(Stored data)
.....
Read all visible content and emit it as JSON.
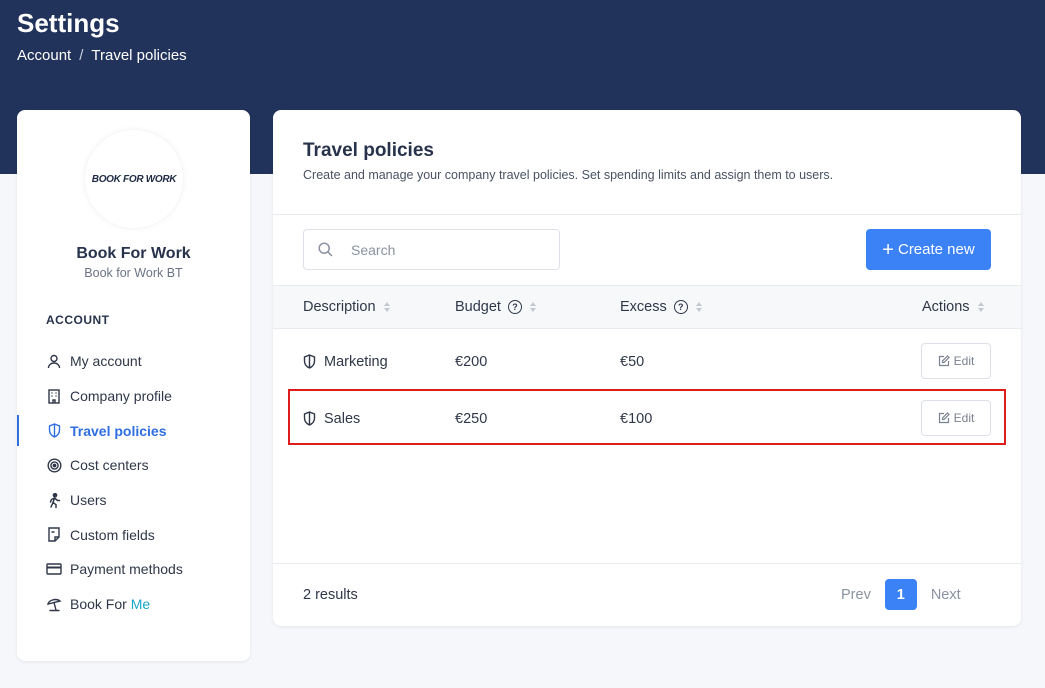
{
  "header": {
    "title": "Settings",
    "breadcrumb": [
      "Account",
      "Travel policies"
    ]
  },
  "sidebar": {
    "logo_text": "BOOK FOR WORK",
    "company_name": "Book For Work",
    "company_subtitle": "Book for Work BT",
    "section_label": "ACCOUNT",
    "items": [
      {
        "label": "My account",
        "icon": "user-icon",
        "active": false
      },
      {
        "label": "Company profile",
        "icon": "building-icon",
        "active": false
      },
      {
        "label": "Travel policies",
        "icon": "shield-icon",
        "active": true
      },
      {
        "label": "Cost centers",
        "icon": "target-icon",
        "active": false
      },
      {
        "label": "Users",
        "icon": "walking-user-icon",
        "active": false
      },
      {
        "label": "Custom fields",
        "icon": "document-icon",
        "active": false
      },
      {
        "label": "Payment methods",
        "icon": "credit-card-icon",
        "active": false
      },
      {
        "label_main": "Book For ",
        "label_accent": "Me",
        "icon": "beach-umbrella-icon",
        "active": false
      }
    ]
  },
  "main": {
    "title": "Travel policies",
    "description": "Create and manage your company travel policies. Set spending limits and assign them to users.",
    "search_placeholder": "Search",
    "create_label": "Create new",
    "columns": {
      "description": "Description",
      "budget": "Budget",
      "excess": "Excess",
      "actions": "Actions"
    },
    "rows": [
      {
        "description": "Marketing",
        "budget": "€200",
        "excess": "€50",
        "action": "Edit"
      },
      {
        "description": "Sales",
        "budget": "€250",
        "excess": "€100",
        "action": "Edit"
      }
    ],
    "results": "2 results",
    "pagination": {
      "prev": "Prev",
      "current": "1",
      "next": "Next"
    }
  },
  "colors": {
    "header_bg": "#22335b",
    "primary": "#3b82f6",
    "active_nav": "#2f6fe0",
    "accent": "#19a7c8",
    "highlight_border": "#dd1c1c"
  }
}
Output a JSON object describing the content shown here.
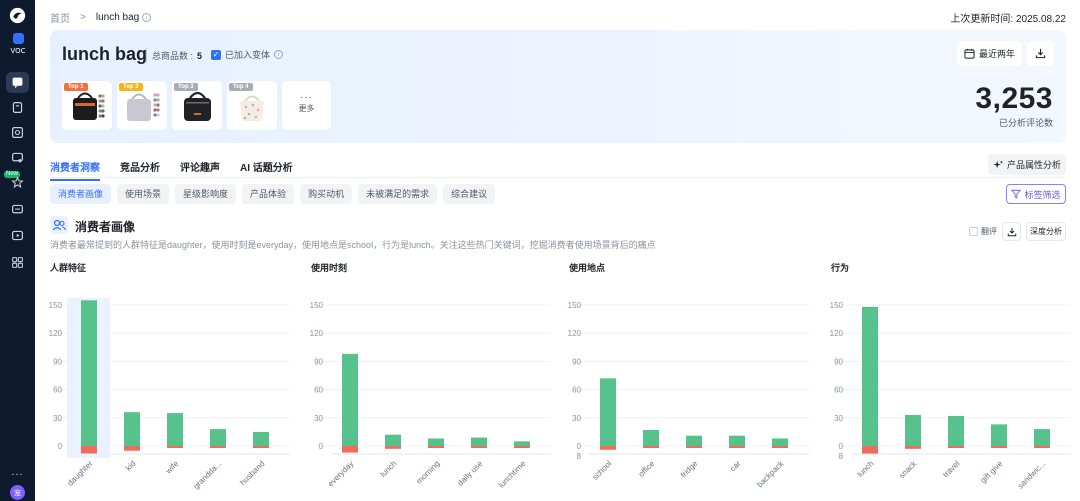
{
  "sidebar": {
    "voc_label": "VOC",
    "new_badge": "New",
    "more_label": "...",
    "avatar_text": "宠"
  },
  "breadcrumb": {
    "home": "首页",
    "separator": ">",
    "current": "lunch bag"
  },
  "updated": "上次更新时间: 2025.08.22",
  "hero": {
    "title": "lunch bag",
    "count_label": "总商品数 :",
    "count_value": "5",
    "variant_label": "已加入变体",
    "products": [
      {
        "badge": "Top 1",
        "badge_color": "#f5703c"
      },
      {
        "badge": "Top 2",
        "badge_color": "#f6b417"
      },
      {
        "badge": "Top 3",
        "badge_color": "#a7adb8"
      },
      {
        "badge": "Top 4",
        "badge_color": "#a7adb8"
      }
    ],
    "more_label": "更多",
    "period_label": "最近两年",
    "review_count": "3,253",
    "review_caption": "已分析评论数"
  },
  "tabs": [
    "消费者洞察",
    "竞品分析",
    "评论趣声",
    "AI 话题分析"
  ],
  "attr_button": "产品属性分析",
  "subtabs": [
    "消费者画像",
    "使用场景",
    "星级影响度",
    "产品体验",
    "购买动机",
    "未被满足的需求",
    "综合建议"
  ],
  "filter_button": "标签筛选",
  "section": {
    "title": "消费者画像",
    "description": "消费者最常提到的人群特征是daughter，使用时刻是everyday，使用地点是school，行为是lunch。关注这些热门关键词，挖掘消费者使用场景背后的痛点",
    "translate_label": "翻评",
    "deep_button": "深度分析"
  },
  "colors": {
    "positive": "#57c28c",
    "negative": "#ef6b5e",
    "accent": "#3370ff",
    "highlight": "#eaf1ff"
  },
  "chart_data": [
    {
      "type": "bar",
      "title": "人群特征",
      "categories": [
        "daughter",
        "kid",
        "wife",
        "grandda...",
        "husband"
      ],
      "yticks": [
        "150",
        "120",
        "90",
        "60",
        "30",
        "0"
      ],
      "ylim": [
        -8,
        150
      ],
      "series": [
        {
          "values": [
            155,
            36,
            35,
            18,
            15
          ]
        },
        {
          "values": [
            -8,
            -5,
            -1,
            -1,
            -1
          ]
        }
      ],
      "highlight": 0
    },
    {
      "type": "bar",
      "title": "使用时刻",
      "categories": [
        "everyday",
        "lunch",
        "morning",
        "daily use",
        "lunchtime"
      ],
      "yticks": [
        "150",
        "120",
        "90",
        "60",
        "30",
        "0"
      ],
      "ylim": [
        -8,
        150
      ],
      "series": [
        {
          "values": [
            98,
            12,
            8,
            9,
            5
          ]
        },
        {
          "values": [
            -7,
            -3,
            -2,
            -1,
            -1
          ]
        }
      ]
    },
    {
      "type": "bar",
      "title": "使用地点",
      "categories": [
        "school",
        "office",
        "fridge",
        "car",
        "backpack"
      ],
      "yticks": [
        "150",
        "120",
        "90",
        "60",
        "30",
        "0",
        "8"
      ],
      "ylim": [
        -8,
        150
      ],
      "series": [
        {
          "values": [
            72,
            17,
            11,
            11,
            8
          ]
        },
        {
          "values": [
            -4,
            -1,
            -1,
            -1,
            -1
          ]
        }
      ]
    },
    {
      "type": "bar",
      "title": "行为",
      "categories": [
        "lunch",
        "snack",
        "travel",
        "gift give",
        "sandwic..."
      ],
      "yticks": [
        "150",
        "120",
        "90",
        "60",
        "30",
        "0",
        "8"
      ],
      "ylim": [
        -8,
        150
      ],
      "series": [
        {
          "values": [
            148,
            33,
            32,
            23,
            18
          ]
        },
        {
          "values": [
            -8,
            -3,
            -1,
            -2,
            -1
          ]
        }
      ]
    }
  ]
}
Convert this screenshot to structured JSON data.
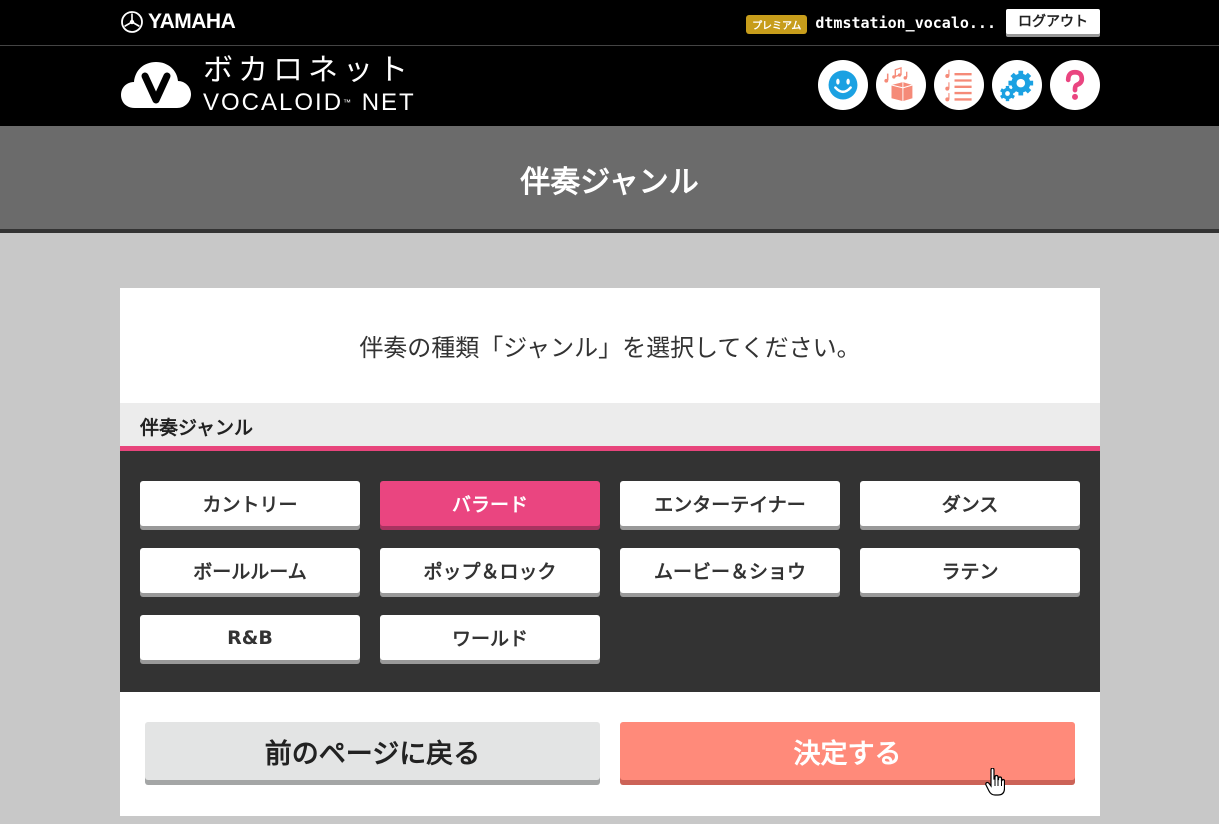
{
  "header": {
    "brand": "YAMAHA",
    "premium_badge": "プレミアム",
    "username": "dtmstation_vocalo...",
    "logout_label": "ログアウト"
  },
  "logo": {
    "jp": "ボカロネット",
    "en": "VOCALOID",
    "en_tm": "™",
    "en_suffix": " NET"
  },
  "nav_icons": [
    "smiley-icon",
    "music-box-icon",
    "music-list-icon",
    "settings-icon",
    "help-icon"
  ],
  "banner": {
    "title": "伴奏ジャンル"
  },
  "instruction": "伴奏の種類「ジャンル」を選択してください。",
  "section": {
    "title": "伴奏ジャンル"
  },
  "genres": [
    {
      "label": "カントリー",
      "selected": false
    },
    {
      "label": "バラード",
      "selected": true
    },
    {
      "label": "エンターテイナー",
      "selected": false
    },
    {
      "label": "ダンス",
      "selected": false
    },
    {
      "label": "ボールルーム",
      "selected": false
    },
    {
      "label": "ポップ＆ロック",
      "selected": false
    },
    {
      "label": "ムービー＆ショウ",
      "selected": false
    },
    {
      "label": "ラテン",
      "selected": false
    },
    {
      "label": "R&B",
      "selected": false
    },
    {
      "label": "ワールド",
      "selected": false
    }
  ],
  "actions": {
    "back_label": "前のページに戻る",
    "confirm_label": "決定する"
  },
  "colors": {
    "accent_pink": "#ea4580",
    "confirm_salmon": "#ff8a7a",
    "premium_gold": "#c79d1b",
    "icon_blue": "#1ba1e2"
  }
}
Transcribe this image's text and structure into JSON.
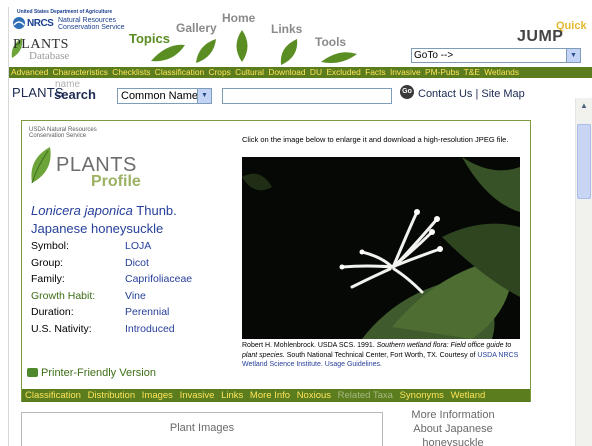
{
  "header": {
    "usda_line": "United States Department of Agriculture",
    "nrcs": "NRCS",
    "nrcs_sub_1": "Natural Resources",
    "nrcs_sub_2": "Conservation Service",
    "plants": "PLANTS",
    "database": "Database",
    "nav": {
      "topics": "Topics",
      "gallery": "Gallery",
      "home": "Home",
      "links": "Links",
      "tools": "Tools"
    },
    "quick": "Quick",
    "jump": "JUMP",
    "goto_value": "GoTo -->"
  },
  "greenbar": [
    "Advanced",
    "Characteristics",
    "Checklists",
    "Classification",
    "Crops",
    "Cultural",
    "Download",
    "DU",
    "Excluded",
    "Facts",
    "Invasive",
    "PM-Pubs",
    "T&E",
    "Wetlands"
  ],
  "search": {
    "plants_label": "PLANTS",
    "name_label": "name",
    "search_label": "search",
    "select_value": "Common Name",
    "input_value": "",
    "go_label": "Go",
    "contact": "Contact Us | Site Map"
  },
  "profile": {
    "usda_line": "USDA Natural Resources",
    "nrcs_line": "Conservation Service",
    "plants": "PLANTS",
    "profile": "Profile",
    "sci_genus_species": "Lonicera japonica",
    "sci_author": "Thunb.",
    "common_name": "Japanese honeysuckle",
    "facts": [
      {
        "label": "Symbol:",
        "value": "LOJA"
      },
      {
        "label": "Group:",
        "value": "Dicot"
      },
      {
        "label": "Family:",
        "value": "Caprifoliaceae"
      },
      {
        "label": "Growth Habit:",
        "value": "Vine"
      },
      {
        "label": "Duration:",
        "value": "Perennial"
      },
      {
        "label": "U.S. Nativity:",
        "value": "Introduced"
      }
    ],
    "printer_link": "Printer-Friendly Version",
    "image_caption": "Click on the image below to enlarge it and download a high-resolution JPEG file.",
    "credit_plain": "Robert H. Mohlenbrock. USDA SCS. 1991.",
    "credit_italic": "Southern wetland flora: Field office guide to plant species.",
    "credit_plain_2": "South National Technical Center, Fort Worth, TX. Courtesy of",
    "credit_link": "USDA NRCS Wetland Science Institute.",
    "credit_guidelines": "Usage Guidelines.",
    "tabs": [
      {
        "label": "Classification",
        "dim": false
      },
      {
        "label": "Distribution",
        "dim": false
      },
      {
        "label": "Images",
        "dim": false
      },
      {
        "label": "Invasive",
        "dim": false
      },
      {
        "label": "Links",
        "dim": false
      },
      {
        "label": "More Info",
        "dim": false
      },
      {
        "label": "Noxious",
        "dim": false
      },
      {
        "label": "Related Taxa",
        "dim": true
      },
      {
        "label": "Synonyms",
        "dim": false
      },
      {
        "label": "Wetland",
        "dim": false
      }
    ]
  },
  "lower": {
    "plant_images_title": "Plant Images",
    "more_info_1": "More Information",
    "more_info_2": "About Japanese",
    "more_info_3": "honeysuckle"
  },
  "colors": {
    "green_bar": "#5b7d1e",
    "bar_text": "#ffe45a",
    "link_blue": "#27409a"
  }
}
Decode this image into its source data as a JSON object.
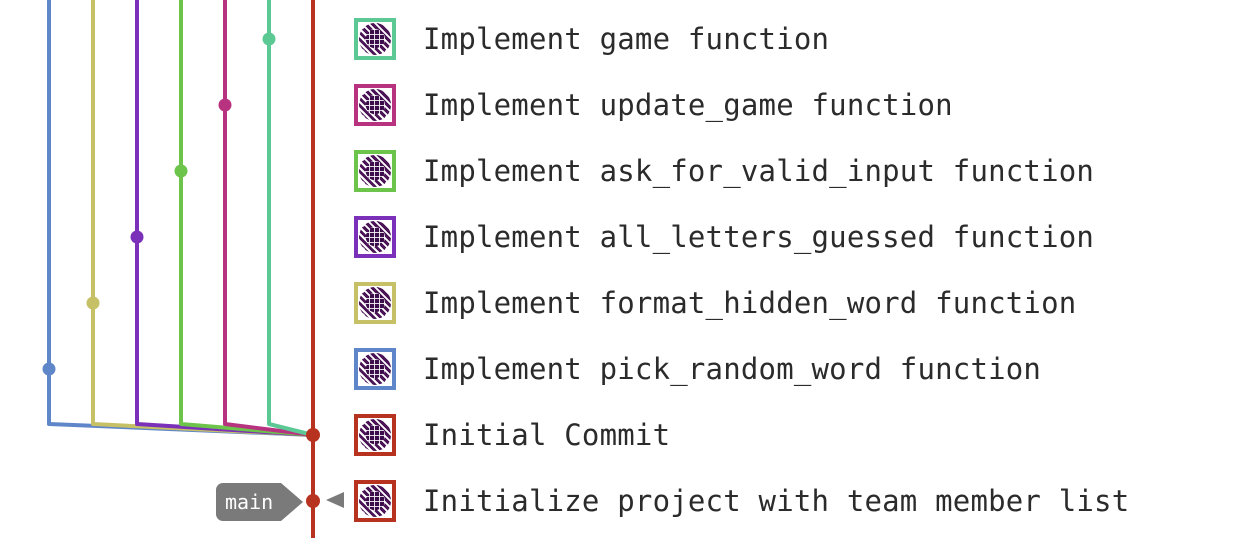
{
  "commits": [
    {
      "message": "Implement game function",
      "branch_color": "#5cc894"
    },
    {
      "message": "Implement update_game function",
      "branch_color": "#b8337f"
    },
    {
      "message": "Implement ask_for_valid_input function",
      "branch_color": "#6cc44a"
    },
    {
      "message": "Implement all_letters_guessed function",
      "branch_color": "#7a30b8"
    },
    {
      "message": "Implement format_hidden_word function",
      "branch_color": "#c6c066"
    },
    {
      "message": "Implement pick_random_word function",
      "branch_color": "#5f86c8"
    },
    {
      "message": "Initial Commit",
      "branch_color": "#b83220"
    },
    {
      "message": "Initialize project with team member list",
      "branch_color": "#b83220"
    }
  ],
  "branch": {
    "label": "main",
    "tag_color": "#7a7a7a"
  },
  "main_line_color": "#b83220"
}
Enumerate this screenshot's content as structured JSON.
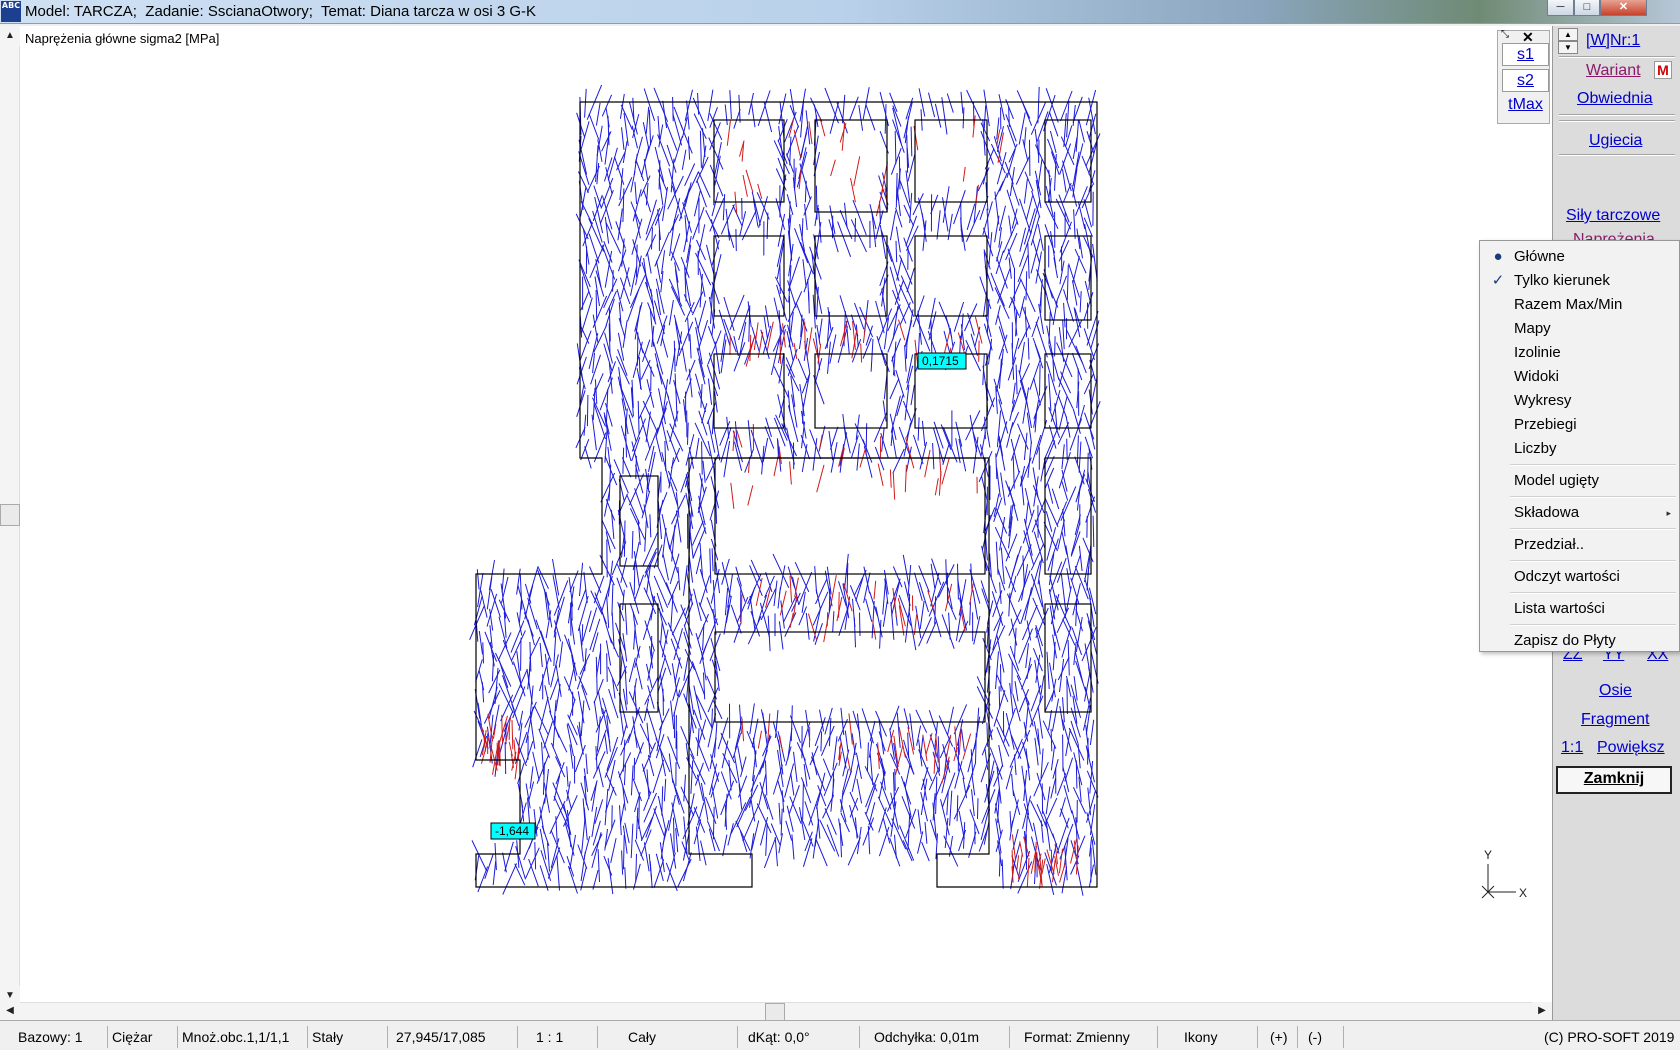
{
  "window": {
    "title": "Model: TARCZA;  Zadanie: SscianaOtwory;  Temat: Diana tarcza w osi 3 G-K",
    "app_icon": "ABC",
    "min_label": "─",
    "max_label": "□",
    "close_label": "✕"
  },
  "view": {
    "title": "Naprężenia główne sigma2 [MPa]",
    "label_max": "0,1715",
    "label_min": "-1,644",
    "axis_y": "Y",
    "axis_x": "X",
    "colors": {
      "compression": "#1a1adb",
      "tension": "#d21a1a",
      "outline": "#000000",
      "label_bg": "#00ffff"
    }
  },
  "variant_toggle": {
    "close_icon": "✕",
    "buttons": [
      "s1",
      "s2",
      "tMax"
    ]
  },
  "right_panel": {
    "w_nr": "[W]Nr:1",
    "wariant": "Wariant",
    "m_badge": "M",
    "obwiednia": "Obwiednia",
    "ugiecia": "Ugiecia",
    "sily_tarczowe": "Siły tarczowe",
    "naprezenia": "Naprężenia",
    "zz": "ZZ",
    "yy": "YY",
    "xx": "XX",
    "osie": "Osie",
    "fragment": "Fragment",
    "one_to_one": "1:1",
    "powieksz": "Powiększ",
    "zamknij": "Zamknij"
  },
  "context_menu": {
    "items": [
      {
        "label": "Główne",
        "mark": "●"
      },
      {
        "label": "Tylko kierunek",
        "mark": "✓"
      },
      {
        "label": "Razem Max/Min",
        "mark": ""
      },
      {
        "label": "Mapy",
        "mark": ""
      },
      {
        "label": "Izolinie",
        "mark": ""
      },
      {
        "label": "Widoki",
        "mark": ""
      },
      {
        "label": "Wykresy",
        "mark": ""
      },
      {
        "label": "Przebiegi",
        "mark": ""
      },
      {
        "label": "Liczby",
        "mark": ""
      },
      {
        "label": "Model ugięty",
        "mark": ""
      },
      {
        "label": "Składowa",
        "mark": "",
        "submenu": "▸"
      },
      {
        "label": "Przedział..",
        "mark": ""
      },
      {
        "label": "Odczyt wartości",
        "mark": ""
      },
      {
        "label": "Lista wartości",
        "mark": ""
      },
      {
        "label": "Zapisz do Płyty",
        "mark": ""
      }
    ]
  },
  "status_bar": {
    "bazowy": "Bazowy: 1",
    "ciezar": "Ciężar",
    "mnoz": "Mnoż.obc.1,1/1,1",
    "staly": "Stały",
    "coords": "27,945/17,085",
    "scale": "1 : 1",
    "caly": "Cały",
    "dkat": "dKąt: 0,0°",
    "odchylka": "Odchyłka: 0,01m",
    "format": "Format: Zmienny",
    "ikony": "Ikony",
    "plus": "(+)",
    "minus": "(-)",
    "copyright": "(C) PRO-SOFT 2019"
  }
}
.....
Look through the entries and return every line where "JSON" appears.

**Completed task**
Read all visible content and emit it as JSON.
Output a JSON object describing the content shown here.
Convert this screenshot to structured JSON data.
Transcribe this image's text and structure into JSON.
Decode this image into its source data as a JSON object.
Enumerate this screenshot's content as structured JSON.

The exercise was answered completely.